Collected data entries
========================================================================
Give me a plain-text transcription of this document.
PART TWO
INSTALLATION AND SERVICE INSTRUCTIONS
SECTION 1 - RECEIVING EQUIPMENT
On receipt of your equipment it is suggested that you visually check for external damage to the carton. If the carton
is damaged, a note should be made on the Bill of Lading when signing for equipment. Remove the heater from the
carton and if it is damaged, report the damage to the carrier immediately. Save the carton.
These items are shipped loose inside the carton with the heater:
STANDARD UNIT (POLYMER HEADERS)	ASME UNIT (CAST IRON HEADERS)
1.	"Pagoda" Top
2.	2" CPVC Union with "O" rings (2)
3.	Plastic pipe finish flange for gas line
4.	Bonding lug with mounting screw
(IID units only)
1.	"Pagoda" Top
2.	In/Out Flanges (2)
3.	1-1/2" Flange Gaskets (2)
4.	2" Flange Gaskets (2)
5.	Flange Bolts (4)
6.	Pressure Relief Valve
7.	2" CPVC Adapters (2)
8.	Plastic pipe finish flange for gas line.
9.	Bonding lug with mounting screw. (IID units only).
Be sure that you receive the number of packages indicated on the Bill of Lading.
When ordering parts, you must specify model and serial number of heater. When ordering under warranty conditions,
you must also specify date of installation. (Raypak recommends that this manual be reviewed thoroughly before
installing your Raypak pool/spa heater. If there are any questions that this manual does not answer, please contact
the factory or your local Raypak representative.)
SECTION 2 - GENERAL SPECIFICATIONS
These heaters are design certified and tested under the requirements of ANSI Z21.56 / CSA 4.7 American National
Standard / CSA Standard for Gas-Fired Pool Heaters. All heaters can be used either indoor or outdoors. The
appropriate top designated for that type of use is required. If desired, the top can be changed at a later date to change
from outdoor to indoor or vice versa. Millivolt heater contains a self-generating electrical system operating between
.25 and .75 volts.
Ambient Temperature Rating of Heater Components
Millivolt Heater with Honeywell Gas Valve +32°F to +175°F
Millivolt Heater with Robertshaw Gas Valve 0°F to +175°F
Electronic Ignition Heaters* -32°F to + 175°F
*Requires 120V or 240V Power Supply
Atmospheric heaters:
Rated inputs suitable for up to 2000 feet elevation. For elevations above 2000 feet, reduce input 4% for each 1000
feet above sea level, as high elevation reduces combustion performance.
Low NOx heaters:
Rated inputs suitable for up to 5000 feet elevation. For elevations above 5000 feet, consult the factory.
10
========================================================================
**WHAT IS REQUIRED**
Find the string "number" in the records, then copy each line where it occurs.

**THE RESULT**
Be sure that you receive the number of packages indicated on the Bill of Lading.
When ordering parts, you must specify model and serial number of heater. When ordering under warranty conditions,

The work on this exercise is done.